# DO THIS
Count how many lines include "JSON" and answer with that number only.

# EXTRACTED DATA
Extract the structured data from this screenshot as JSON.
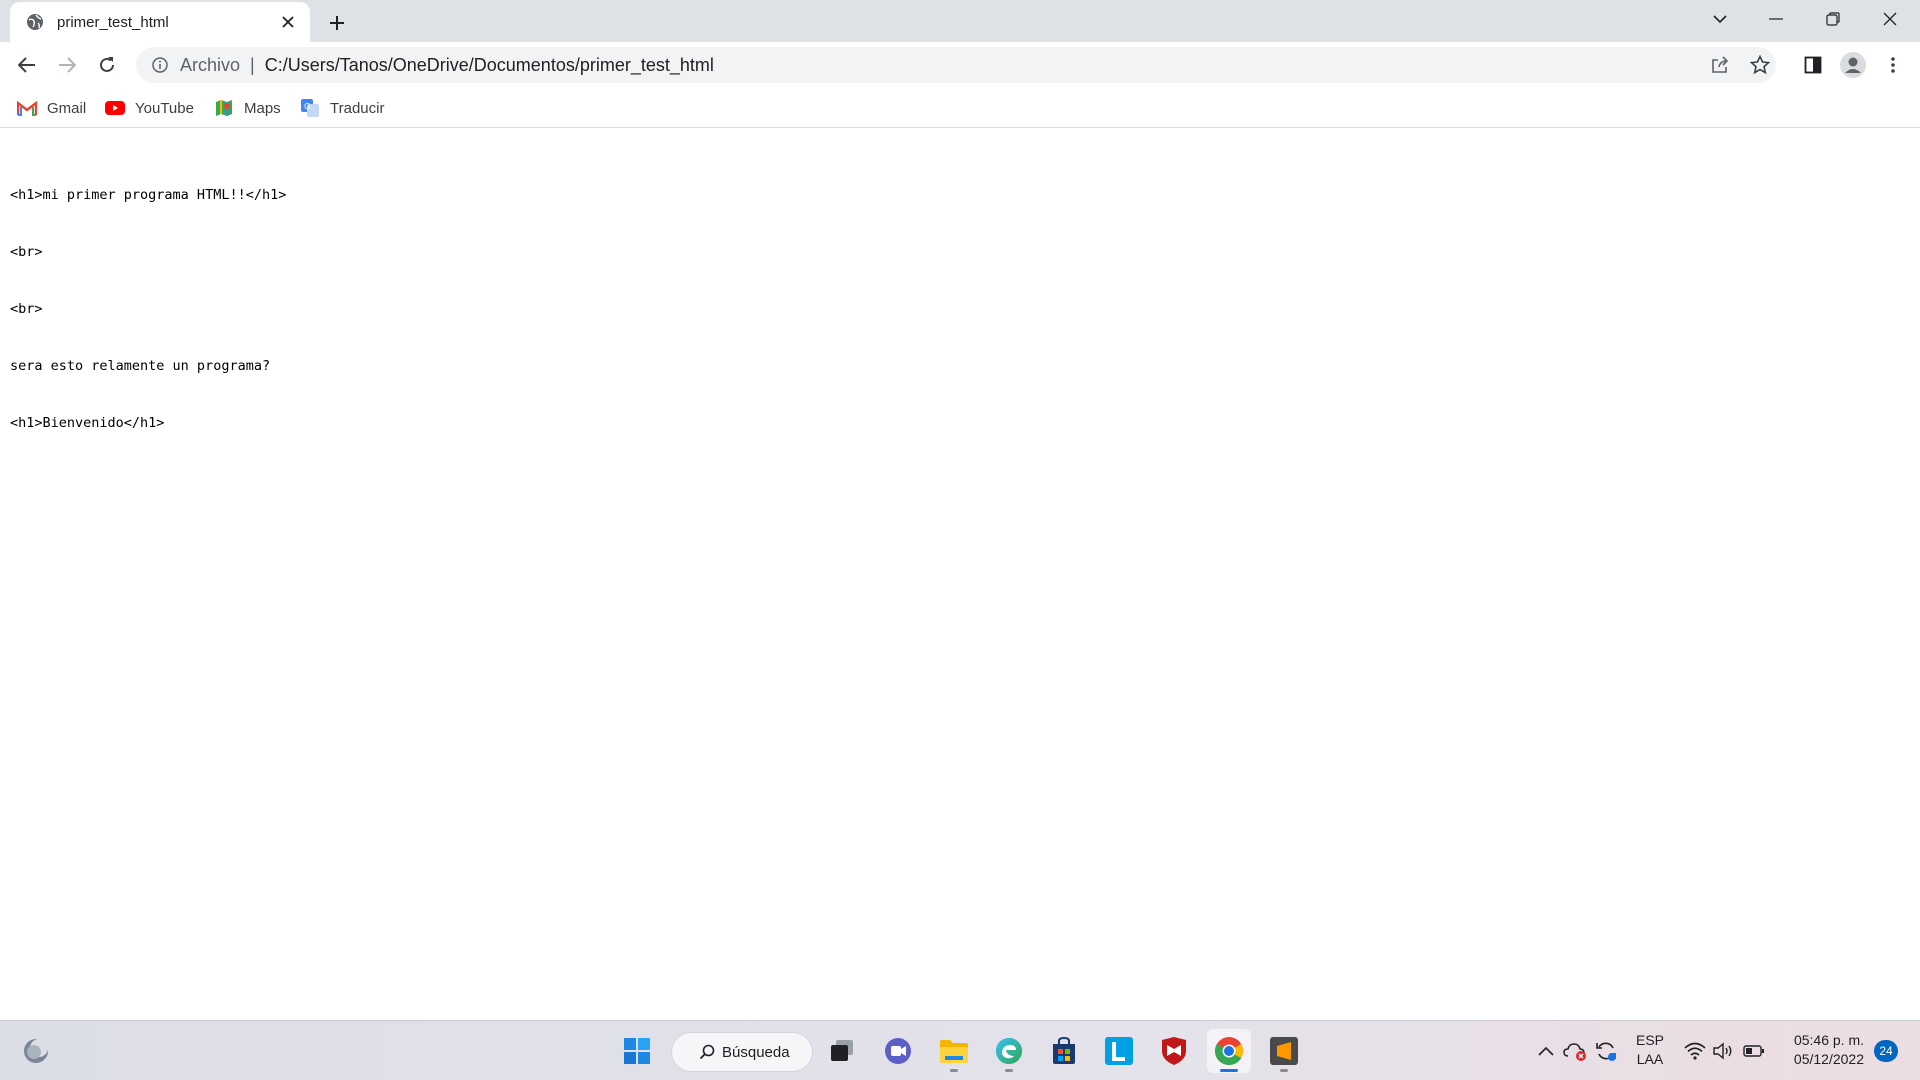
{
  "browser": {
    "tab": {
      "title": "primer_test_html",
      "favicon": "globe-icon"
    },
    "toolbar": {
      "scheme_label": "Archivo",
      "separator": "|",
      "url": "C:/Users/Tanos/OneDrive/Documentos/primer_test_html"
    },
    "bookmarks": [
      {
        "label": "Gmail",
        "icon": "gmail-icon"
      },
      {
        "label": "YouTube",
        "icon": "youtube-icon"
      },
      {
        "label": "Maps",
        "icon": "maps-icon"
      },
      {
        "label": "Traducir",
        "icon": "translate-icon"
      }
    ]
  },
  "page": {
    "source_lines": [
      "<h1>mi primer programa HTML!!</h1>",
      "<br>",
      "<br>",
      "sera esto relamente un programa?",
      "<h1>Bienvenido</h1>"
    ]
  },
  "taskbar": {
    "search_label": "Búsqueda",
    "apps": [
      "windows-start-icon",
      "task-view-icon",
      "chat-icon",
      "file-explorer-icon",
      "edge-icon",
      "store-icon",
      "l-app-icon",
      "mcafee-icon",
      "chrome-icon",
      "sublime-text-icon"
    ],
    "language": {
      "line1": "ESP",
      "line2": "LAA"
    },
    "clock": {
      "time": "05:46 p. m.",
      "date": "05/12/2022"
    },
    "notification_count": "24"
  },
  "colors": {
    "tabstrip_bg": "#dee1e6",
    "chrome_blue": "#1a73e8",
    "youtube_red": "#ff0000",
    "gmail_red": "#ea4335",
    "windows_blue": "#0067c0"
  }
}
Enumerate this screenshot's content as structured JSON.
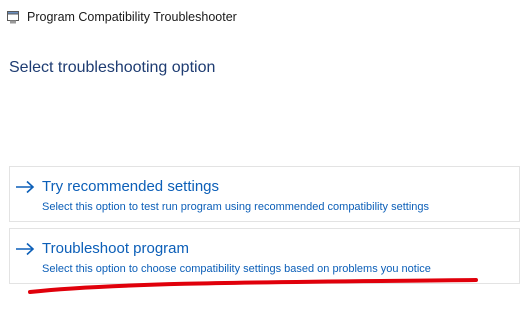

# RESULT FOR THIS TASK
2